- **Supplied data**:
[Start]
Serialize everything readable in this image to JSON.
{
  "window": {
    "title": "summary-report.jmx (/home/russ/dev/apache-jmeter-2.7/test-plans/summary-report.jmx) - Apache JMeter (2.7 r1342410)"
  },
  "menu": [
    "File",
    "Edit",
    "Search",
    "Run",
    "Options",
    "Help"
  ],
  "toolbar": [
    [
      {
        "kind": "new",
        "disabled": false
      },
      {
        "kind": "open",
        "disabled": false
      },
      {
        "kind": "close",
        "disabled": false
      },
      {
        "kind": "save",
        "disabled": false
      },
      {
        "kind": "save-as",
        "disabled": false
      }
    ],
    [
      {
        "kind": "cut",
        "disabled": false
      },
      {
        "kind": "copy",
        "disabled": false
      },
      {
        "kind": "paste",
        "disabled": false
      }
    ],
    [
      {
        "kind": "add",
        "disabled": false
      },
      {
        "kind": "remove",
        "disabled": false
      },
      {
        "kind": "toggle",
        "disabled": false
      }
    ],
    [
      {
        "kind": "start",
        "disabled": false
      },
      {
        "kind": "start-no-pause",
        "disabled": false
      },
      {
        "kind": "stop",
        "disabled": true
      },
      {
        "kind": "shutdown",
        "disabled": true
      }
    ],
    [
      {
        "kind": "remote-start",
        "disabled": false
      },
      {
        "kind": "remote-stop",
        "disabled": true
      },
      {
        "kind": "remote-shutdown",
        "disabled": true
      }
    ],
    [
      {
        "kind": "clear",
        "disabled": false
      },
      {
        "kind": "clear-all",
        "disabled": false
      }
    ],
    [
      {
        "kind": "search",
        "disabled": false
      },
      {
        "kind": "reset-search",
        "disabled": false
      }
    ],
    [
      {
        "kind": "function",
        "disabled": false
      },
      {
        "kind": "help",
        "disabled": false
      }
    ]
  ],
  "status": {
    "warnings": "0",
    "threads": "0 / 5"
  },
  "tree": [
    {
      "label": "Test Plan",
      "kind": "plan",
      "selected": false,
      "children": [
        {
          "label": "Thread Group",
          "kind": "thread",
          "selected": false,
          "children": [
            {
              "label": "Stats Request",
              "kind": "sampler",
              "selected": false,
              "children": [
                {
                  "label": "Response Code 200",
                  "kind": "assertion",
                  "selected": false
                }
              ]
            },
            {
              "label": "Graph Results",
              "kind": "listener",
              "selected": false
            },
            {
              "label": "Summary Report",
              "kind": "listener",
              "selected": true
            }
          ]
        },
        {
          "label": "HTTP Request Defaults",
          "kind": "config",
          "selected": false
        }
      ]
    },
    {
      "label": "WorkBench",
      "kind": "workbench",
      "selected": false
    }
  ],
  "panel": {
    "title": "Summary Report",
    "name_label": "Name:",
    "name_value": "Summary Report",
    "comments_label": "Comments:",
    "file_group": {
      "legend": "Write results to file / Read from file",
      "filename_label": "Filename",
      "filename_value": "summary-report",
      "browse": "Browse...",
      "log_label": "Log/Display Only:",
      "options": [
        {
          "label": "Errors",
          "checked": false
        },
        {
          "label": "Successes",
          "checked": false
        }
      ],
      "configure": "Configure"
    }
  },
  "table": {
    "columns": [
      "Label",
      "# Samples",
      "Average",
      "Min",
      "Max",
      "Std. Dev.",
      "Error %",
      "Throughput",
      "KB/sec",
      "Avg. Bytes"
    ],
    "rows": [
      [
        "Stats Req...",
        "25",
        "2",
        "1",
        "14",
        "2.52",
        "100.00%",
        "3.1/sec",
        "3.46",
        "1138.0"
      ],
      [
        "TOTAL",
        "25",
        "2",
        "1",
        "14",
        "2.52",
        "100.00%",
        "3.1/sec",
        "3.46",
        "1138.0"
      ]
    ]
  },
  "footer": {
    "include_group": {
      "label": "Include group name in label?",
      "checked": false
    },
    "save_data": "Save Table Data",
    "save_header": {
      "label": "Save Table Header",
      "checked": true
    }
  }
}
[End]
[Start]
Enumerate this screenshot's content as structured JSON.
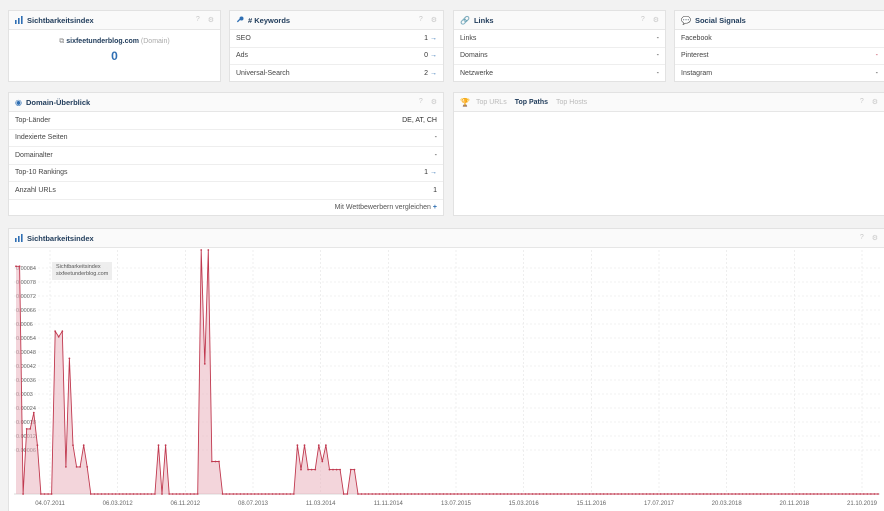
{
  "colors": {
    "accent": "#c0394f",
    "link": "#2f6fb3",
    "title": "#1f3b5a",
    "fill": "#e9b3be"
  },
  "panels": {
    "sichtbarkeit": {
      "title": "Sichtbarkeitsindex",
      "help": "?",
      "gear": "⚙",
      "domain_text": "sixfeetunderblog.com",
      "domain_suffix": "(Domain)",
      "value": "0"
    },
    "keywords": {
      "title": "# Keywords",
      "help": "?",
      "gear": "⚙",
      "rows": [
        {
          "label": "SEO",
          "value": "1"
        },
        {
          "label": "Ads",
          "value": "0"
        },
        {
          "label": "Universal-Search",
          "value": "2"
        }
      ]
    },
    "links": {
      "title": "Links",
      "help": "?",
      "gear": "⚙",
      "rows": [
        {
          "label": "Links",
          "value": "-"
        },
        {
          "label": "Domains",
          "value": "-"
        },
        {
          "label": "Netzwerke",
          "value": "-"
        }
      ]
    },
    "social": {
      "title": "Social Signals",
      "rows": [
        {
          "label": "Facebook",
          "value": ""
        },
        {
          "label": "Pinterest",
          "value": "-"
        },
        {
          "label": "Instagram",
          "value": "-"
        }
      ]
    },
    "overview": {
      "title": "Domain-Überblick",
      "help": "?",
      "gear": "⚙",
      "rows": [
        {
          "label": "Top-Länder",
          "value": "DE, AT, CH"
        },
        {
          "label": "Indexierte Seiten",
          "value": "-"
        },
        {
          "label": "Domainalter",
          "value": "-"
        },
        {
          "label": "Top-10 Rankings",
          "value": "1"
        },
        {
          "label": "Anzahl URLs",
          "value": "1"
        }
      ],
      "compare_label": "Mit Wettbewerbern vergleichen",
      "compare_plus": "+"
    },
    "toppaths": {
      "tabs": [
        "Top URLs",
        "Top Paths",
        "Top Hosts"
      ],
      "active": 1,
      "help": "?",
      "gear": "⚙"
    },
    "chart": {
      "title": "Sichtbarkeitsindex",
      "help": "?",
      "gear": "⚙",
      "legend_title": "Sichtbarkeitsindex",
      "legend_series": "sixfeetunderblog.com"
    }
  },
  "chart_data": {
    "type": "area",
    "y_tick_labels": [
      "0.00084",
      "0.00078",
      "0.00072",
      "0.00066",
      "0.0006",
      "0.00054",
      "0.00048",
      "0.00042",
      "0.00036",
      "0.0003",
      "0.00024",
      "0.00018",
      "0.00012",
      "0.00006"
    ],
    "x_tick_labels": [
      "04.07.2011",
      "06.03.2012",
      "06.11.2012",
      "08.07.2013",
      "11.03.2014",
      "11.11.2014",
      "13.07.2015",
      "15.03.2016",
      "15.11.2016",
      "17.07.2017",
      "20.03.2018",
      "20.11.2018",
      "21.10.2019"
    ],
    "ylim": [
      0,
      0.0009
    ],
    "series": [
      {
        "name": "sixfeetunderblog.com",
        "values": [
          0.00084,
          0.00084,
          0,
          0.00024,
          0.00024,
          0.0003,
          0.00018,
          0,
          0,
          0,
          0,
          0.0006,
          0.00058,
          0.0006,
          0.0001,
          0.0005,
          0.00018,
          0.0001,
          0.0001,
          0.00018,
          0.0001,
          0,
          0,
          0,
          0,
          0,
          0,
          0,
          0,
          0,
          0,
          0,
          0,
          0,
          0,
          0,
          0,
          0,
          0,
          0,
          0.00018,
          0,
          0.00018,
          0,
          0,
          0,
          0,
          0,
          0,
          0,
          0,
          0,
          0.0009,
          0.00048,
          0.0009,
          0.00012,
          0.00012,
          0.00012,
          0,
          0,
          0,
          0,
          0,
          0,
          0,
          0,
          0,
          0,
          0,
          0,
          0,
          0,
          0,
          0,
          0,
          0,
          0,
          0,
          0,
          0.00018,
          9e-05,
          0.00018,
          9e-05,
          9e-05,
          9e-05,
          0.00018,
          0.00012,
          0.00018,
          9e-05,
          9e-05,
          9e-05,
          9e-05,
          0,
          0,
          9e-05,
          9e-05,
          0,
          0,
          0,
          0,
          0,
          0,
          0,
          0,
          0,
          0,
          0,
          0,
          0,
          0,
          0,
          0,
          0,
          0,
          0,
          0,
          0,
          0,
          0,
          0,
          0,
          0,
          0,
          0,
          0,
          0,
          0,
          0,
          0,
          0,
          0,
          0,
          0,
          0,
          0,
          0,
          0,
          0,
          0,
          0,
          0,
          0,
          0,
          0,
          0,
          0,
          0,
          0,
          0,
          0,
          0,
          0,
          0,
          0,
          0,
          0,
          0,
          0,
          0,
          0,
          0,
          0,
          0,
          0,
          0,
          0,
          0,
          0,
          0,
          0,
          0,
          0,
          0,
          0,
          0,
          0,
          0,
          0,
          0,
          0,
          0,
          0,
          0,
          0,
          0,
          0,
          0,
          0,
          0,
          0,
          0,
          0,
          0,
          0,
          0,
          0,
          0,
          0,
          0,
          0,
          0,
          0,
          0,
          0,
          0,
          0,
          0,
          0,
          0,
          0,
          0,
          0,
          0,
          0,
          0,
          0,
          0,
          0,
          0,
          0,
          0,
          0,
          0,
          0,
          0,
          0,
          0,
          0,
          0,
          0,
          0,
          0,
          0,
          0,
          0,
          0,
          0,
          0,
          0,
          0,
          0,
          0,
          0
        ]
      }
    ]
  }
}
[End]
- **Task brief**: Out of the preceding entries, pull every line containing the string "remote".

- **Exercise response**:
        "kind": "remote-start",
        "kind": "remote-stop",
        "kind": "remote-shutdown",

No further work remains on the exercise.